▶ _Action item_
Transcribe everything from "- Access to" down to "a few steps." in the post below about setting up Docker on WSL, keeping every word and punctuation mark unchanged.

▶ _Reading passage_
I have previously installed VALL-E X for voice cloning on my own PC in a python virtual environment.
Today we will do this using Docker; we will install Docker on WSL.
WSL (Windows Subsystem for Linux) is a feature that allows you to run a Linux operating system directly on Windows 10 or Windows 11. This allows Windows users to use Linux command line tools, utilities, and applications within the Windows environment. The following points should be kept in mind
- No dual-booting required: With WSL, there is no need to reboot the PC to install Linux as a separate operating system; Linux runs directly within Windows.
- Access to developer tools: The WSL is especially useful for developers, allowing them to use programming languages, tools, and applications that run in a Linux environment on Windows.
- Easy setup: Since WSL is built into Windows, it is relatively easy to set up: download a Linux distribution (e.g., Ubuntu, Debian, etc.) from the Microsoft Store and in a few steps you are up and running. The setup is completed in a few steps.
- File system sharing: The file system can be shared between Windows and Linux, so you can access and work with the same files in both environments.
- Performance: WSL provides high performance on Windows. In particular, WSL 2 offers significantly improved performance because the Linux kernel runs directly on Windows.

▶ _Provided material_

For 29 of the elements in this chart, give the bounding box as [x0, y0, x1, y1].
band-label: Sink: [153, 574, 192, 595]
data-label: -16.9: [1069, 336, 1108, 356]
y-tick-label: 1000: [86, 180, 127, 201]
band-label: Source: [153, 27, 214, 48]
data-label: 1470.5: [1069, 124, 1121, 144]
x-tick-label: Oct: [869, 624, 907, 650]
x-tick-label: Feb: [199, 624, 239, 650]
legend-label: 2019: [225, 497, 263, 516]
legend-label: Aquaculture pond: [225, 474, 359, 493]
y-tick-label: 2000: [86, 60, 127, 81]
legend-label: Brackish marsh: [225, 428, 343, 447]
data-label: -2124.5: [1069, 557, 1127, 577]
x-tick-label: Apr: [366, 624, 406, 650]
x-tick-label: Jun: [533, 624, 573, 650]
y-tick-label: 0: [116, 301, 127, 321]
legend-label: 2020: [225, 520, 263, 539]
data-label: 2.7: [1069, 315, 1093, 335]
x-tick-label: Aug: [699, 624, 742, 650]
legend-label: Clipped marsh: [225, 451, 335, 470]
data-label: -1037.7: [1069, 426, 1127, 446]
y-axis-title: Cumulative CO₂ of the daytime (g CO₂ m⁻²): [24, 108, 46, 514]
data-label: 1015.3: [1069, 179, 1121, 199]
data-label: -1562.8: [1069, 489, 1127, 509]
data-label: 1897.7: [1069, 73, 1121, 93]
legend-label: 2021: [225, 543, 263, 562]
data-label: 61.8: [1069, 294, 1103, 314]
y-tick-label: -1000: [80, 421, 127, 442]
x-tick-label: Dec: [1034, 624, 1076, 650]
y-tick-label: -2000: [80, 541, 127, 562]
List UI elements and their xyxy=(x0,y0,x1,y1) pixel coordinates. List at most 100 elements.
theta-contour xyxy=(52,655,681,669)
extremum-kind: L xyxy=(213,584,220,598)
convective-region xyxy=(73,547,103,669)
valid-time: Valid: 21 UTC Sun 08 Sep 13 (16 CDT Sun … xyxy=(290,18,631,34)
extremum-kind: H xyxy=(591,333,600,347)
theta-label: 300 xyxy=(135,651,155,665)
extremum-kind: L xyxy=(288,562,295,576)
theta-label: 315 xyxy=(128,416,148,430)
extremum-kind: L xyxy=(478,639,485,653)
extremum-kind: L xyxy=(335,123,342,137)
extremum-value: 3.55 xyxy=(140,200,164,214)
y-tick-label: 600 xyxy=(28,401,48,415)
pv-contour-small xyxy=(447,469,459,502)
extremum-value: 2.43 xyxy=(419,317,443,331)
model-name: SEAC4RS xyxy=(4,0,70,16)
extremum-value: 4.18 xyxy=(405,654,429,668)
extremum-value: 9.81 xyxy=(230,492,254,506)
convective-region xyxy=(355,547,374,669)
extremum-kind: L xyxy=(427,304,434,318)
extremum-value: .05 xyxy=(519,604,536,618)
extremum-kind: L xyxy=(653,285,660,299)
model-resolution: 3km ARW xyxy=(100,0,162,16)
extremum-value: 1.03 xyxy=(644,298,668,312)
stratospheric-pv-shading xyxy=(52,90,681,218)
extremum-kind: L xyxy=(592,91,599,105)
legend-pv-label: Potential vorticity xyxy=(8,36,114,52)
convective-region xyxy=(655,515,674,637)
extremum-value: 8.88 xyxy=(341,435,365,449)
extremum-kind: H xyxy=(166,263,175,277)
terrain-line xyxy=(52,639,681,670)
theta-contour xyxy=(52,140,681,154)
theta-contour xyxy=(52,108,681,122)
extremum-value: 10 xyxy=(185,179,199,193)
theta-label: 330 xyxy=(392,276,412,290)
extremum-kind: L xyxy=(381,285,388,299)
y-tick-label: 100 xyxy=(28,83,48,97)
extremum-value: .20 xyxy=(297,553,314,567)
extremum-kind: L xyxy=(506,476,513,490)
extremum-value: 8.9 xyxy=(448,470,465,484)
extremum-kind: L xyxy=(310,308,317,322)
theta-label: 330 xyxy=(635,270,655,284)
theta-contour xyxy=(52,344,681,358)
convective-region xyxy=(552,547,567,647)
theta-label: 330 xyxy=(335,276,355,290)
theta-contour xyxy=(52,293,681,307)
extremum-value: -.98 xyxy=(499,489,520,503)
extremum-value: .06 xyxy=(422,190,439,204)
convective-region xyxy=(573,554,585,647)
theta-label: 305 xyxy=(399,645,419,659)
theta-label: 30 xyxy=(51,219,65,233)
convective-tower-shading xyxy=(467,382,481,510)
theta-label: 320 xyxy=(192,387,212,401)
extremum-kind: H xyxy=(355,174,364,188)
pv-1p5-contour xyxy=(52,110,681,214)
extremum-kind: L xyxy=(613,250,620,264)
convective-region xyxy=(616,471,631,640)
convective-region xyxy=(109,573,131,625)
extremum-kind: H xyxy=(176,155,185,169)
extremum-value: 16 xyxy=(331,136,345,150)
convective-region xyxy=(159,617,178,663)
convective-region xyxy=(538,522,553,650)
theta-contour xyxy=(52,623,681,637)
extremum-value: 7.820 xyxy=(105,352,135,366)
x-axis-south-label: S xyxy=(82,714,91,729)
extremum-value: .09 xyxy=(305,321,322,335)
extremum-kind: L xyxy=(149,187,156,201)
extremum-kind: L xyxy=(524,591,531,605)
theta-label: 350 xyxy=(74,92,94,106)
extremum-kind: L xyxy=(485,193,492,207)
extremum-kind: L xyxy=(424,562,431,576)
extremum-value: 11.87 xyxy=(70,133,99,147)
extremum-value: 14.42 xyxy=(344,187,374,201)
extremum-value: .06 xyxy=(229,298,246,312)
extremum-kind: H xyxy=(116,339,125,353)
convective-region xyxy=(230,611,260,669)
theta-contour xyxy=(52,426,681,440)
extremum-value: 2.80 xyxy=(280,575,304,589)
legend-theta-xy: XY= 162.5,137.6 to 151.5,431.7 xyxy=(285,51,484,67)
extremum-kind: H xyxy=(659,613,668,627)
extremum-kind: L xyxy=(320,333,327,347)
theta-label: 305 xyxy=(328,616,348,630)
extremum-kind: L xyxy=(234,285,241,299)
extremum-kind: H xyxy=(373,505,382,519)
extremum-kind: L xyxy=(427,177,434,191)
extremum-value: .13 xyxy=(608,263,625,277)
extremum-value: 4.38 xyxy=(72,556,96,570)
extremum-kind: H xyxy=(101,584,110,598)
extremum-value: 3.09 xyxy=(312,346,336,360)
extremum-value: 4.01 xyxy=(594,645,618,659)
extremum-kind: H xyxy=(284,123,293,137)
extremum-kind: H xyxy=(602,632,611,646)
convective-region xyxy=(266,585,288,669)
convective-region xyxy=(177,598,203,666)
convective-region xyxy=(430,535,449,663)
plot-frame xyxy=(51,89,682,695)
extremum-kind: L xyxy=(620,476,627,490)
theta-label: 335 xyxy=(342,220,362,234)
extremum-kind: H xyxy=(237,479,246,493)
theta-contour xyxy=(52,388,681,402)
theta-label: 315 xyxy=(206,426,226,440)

▶ _Exercise result_
- Access to developer tools: The WSL is especially useful for developers, allowing them to use programming languages, tools, and applications that run in a Linux environment on Windows.
- Easy setup: Since WSL is built into Windows, it is relatively easy to set up: download a Linux distribution (e.g., Ubuntu, Debian, etc.) from the Microsoft Store and in a few steps you are up and running. The setup is completed in a few steps.